● **Problem to solve**: Look for the word "dynamics" in each line and report the count of matching lines, with nothing added.
____ Recorded data
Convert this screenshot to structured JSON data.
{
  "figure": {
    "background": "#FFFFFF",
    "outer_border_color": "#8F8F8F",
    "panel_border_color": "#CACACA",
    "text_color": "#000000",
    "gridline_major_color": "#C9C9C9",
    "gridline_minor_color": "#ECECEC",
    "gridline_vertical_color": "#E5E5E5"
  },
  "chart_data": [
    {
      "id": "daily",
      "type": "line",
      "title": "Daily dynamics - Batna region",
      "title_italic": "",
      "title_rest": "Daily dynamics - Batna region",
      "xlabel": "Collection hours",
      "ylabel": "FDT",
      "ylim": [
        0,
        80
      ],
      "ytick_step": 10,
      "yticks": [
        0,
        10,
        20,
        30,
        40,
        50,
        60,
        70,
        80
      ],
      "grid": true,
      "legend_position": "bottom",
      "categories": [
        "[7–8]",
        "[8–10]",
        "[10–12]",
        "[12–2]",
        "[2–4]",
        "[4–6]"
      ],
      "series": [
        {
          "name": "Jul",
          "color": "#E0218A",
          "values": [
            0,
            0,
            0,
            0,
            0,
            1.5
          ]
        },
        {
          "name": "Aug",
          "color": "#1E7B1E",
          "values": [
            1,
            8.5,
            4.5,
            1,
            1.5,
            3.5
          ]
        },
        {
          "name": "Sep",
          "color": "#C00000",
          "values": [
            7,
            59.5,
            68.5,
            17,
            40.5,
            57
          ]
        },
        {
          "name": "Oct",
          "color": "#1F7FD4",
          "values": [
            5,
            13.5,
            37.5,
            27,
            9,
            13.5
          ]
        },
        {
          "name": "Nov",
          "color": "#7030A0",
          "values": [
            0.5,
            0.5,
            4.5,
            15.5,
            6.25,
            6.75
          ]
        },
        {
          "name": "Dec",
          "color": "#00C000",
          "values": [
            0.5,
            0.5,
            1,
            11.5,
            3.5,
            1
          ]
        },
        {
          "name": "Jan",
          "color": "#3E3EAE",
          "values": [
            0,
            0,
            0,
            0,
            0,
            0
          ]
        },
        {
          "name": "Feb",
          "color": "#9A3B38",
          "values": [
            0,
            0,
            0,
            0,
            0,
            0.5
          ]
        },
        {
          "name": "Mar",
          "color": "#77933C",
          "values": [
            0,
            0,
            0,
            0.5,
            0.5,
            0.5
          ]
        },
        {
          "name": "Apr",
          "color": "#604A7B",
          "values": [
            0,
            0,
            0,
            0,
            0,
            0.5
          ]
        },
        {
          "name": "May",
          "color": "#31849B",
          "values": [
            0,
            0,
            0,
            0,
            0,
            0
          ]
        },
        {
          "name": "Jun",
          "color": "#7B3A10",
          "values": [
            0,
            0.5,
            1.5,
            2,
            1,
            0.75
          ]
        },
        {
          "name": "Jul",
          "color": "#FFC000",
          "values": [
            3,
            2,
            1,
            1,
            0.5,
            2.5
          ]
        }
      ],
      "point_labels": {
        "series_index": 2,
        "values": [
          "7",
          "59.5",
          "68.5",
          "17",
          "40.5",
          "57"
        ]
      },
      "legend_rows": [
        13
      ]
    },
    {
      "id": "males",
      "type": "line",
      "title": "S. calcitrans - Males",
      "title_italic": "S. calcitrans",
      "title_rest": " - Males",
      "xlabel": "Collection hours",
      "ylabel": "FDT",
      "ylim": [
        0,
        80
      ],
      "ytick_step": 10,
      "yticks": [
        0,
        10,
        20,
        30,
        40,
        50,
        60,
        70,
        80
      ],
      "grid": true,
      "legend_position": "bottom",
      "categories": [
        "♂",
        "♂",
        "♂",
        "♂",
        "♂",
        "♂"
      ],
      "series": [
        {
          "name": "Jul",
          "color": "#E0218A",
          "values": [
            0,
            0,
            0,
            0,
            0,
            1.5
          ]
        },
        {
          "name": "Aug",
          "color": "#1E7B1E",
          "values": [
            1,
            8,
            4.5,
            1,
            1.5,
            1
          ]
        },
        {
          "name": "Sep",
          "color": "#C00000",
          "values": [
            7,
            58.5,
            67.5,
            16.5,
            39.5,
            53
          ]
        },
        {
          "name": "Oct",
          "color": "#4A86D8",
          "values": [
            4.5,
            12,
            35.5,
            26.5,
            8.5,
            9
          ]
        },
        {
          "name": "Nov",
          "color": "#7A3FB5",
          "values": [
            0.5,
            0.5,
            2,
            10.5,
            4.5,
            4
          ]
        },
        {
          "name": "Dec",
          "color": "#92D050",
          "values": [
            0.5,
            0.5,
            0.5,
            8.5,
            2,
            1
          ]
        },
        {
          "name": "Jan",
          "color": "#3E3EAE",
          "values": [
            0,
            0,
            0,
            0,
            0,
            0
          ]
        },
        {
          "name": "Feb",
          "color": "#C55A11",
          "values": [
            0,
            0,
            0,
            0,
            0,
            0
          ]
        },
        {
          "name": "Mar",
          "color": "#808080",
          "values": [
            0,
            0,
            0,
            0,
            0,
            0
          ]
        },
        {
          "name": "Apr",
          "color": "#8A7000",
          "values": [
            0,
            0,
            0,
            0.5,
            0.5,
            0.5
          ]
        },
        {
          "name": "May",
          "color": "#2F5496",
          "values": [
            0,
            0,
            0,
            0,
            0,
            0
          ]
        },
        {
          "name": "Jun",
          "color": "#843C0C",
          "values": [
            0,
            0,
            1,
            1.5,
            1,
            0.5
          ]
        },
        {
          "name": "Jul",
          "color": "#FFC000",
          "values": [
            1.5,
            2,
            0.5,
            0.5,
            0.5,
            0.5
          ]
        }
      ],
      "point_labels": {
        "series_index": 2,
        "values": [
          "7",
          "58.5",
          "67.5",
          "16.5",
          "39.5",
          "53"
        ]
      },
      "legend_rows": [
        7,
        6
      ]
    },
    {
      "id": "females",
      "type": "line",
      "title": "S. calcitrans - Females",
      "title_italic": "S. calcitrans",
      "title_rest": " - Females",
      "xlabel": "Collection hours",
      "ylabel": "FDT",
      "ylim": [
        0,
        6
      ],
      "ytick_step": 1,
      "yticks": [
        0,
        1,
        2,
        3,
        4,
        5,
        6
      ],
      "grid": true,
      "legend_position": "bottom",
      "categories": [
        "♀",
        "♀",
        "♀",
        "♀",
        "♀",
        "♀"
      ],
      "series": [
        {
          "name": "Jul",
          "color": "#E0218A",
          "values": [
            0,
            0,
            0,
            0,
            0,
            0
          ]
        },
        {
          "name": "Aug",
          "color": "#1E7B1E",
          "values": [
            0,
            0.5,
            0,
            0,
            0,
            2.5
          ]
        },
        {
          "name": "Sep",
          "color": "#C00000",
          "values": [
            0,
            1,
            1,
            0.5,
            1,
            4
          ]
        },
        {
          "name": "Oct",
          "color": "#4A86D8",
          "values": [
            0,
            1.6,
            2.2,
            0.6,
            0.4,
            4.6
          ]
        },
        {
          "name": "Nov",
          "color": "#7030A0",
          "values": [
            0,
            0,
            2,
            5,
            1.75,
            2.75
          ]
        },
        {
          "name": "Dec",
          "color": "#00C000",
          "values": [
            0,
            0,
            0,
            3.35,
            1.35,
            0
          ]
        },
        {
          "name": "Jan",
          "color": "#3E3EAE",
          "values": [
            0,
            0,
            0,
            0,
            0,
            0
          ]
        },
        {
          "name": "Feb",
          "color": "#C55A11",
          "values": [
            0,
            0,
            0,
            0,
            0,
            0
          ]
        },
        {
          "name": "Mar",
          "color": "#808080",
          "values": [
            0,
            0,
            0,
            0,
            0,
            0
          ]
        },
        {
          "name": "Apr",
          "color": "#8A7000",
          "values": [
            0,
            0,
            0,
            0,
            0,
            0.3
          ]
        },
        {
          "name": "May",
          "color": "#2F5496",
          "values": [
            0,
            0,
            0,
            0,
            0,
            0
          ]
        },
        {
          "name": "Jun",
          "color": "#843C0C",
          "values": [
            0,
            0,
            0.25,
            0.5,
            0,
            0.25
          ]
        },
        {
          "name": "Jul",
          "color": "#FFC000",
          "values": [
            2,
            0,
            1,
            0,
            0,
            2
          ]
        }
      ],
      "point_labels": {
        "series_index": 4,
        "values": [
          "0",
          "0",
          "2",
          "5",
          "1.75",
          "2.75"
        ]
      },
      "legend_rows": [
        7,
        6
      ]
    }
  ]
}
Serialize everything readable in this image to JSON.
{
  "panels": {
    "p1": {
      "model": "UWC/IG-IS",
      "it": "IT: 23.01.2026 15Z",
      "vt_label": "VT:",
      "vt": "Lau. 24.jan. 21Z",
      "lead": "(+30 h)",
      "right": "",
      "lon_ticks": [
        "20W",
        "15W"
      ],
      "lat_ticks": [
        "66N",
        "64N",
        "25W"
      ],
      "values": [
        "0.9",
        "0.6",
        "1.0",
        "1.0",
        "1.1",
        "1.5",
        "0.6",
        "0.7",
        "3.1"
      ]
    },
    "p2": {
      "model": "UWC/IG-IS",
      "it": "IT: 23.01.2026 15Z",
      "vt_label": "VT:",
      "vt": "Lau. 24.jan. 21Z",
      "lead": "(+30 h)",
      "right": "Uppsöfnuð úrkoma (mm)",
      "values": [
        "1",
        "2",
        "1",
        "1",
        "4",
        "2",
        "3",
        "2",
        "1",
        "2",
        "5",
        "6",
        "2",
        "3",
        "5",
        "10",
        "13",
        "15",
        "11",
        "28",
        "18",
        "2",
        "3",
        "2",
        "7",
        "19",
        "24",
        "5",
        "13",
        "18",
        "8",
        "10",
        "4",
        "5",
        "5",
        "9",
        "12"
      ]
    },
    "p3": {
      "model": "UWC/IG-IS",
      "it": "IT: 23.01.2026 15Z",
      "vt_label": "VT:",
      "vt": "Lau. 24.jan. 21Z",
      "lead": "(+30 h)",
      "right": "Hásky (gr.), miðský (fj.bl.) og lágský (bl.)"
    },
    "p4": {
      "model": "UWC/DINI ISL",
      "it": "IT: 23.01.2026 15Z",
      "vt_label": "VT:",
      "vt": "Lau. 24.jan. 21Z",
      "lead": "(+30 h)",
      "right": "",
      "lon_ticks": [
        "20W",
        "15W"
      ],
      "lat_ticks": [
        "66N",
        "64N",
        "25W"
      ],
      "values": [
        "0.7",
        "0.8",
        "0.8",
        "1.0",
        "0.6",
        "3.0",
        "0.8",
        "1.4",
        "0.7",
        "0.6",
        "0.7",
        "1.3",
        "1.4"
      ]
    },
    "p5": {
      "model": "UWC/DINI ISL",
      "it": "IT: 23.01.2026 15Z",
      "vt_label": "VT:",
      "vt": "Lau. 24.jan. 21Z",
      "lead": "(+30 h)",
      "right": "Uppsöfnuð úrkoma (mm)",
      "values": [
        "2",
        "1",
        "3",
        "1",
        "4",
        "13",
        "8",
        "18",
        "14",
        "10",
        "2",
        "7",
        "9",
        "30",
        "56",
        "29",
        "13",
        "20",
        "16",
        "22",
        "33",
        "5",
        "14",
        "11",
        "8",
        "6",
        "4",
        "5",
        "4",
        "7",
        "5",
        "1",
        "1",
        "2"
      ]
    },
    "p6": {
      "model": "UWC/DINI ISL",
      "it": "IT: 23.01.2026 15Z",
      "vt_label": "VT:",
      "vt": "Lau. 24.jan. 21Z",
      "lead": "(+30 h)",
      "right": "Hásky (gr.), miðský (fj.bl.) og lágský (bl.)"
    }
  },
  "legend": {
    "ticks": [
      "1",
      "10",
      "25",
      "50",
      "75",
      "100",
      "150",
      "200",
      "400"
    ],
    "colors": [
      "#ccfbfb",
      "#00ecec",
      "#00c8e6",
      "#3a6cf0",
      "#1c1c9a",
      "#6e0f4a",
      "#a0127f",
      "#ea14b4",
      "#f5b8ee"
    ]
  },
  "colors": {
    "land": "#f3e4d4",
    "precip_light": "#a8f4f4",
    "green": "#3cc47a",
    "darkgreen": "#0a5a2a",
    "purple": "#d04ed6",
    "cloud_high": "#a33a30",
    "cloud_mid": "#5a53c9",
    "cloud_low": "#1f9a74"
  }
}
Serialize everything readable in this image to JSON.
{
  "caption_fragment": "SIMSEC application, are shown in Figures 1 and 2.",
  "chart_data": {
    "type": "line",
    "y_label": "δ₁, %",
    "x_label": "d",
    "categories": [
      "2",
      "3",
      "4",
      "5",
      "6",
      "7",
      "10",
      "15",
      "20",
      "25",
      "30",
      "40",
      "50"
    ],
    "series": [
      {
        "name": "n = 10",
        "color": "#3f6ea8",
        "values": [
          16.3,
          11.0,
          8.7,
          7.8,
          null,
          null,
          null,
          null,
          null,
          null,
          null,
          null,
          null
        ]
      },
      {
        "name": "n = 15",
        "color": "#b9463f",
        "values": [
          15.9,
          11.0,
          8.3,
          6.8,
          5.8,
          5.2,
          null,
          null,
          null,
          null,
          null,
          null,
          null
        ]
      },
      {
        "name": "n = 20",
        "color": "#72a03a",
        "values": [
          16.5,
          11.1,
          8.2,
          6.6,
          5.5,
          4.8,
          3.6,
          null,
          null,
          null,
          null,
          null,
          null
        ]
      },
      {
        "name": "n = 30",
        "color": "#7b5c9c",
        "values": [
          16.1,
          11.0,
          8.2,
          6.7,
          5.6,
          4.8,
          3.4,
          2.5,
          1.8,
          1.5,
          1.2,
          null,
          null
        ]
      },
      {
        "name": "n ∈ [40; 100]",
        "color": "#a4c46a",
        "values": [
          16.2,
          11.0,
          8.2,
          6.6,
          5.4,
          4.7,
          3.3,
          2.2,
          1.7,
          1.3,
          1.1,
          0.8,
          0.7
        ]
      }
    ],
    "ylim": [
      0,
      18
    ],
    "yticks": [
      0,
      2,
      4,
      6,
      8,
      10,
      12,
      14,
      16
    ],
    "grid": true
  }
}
________
● **Solution to this problem**: 2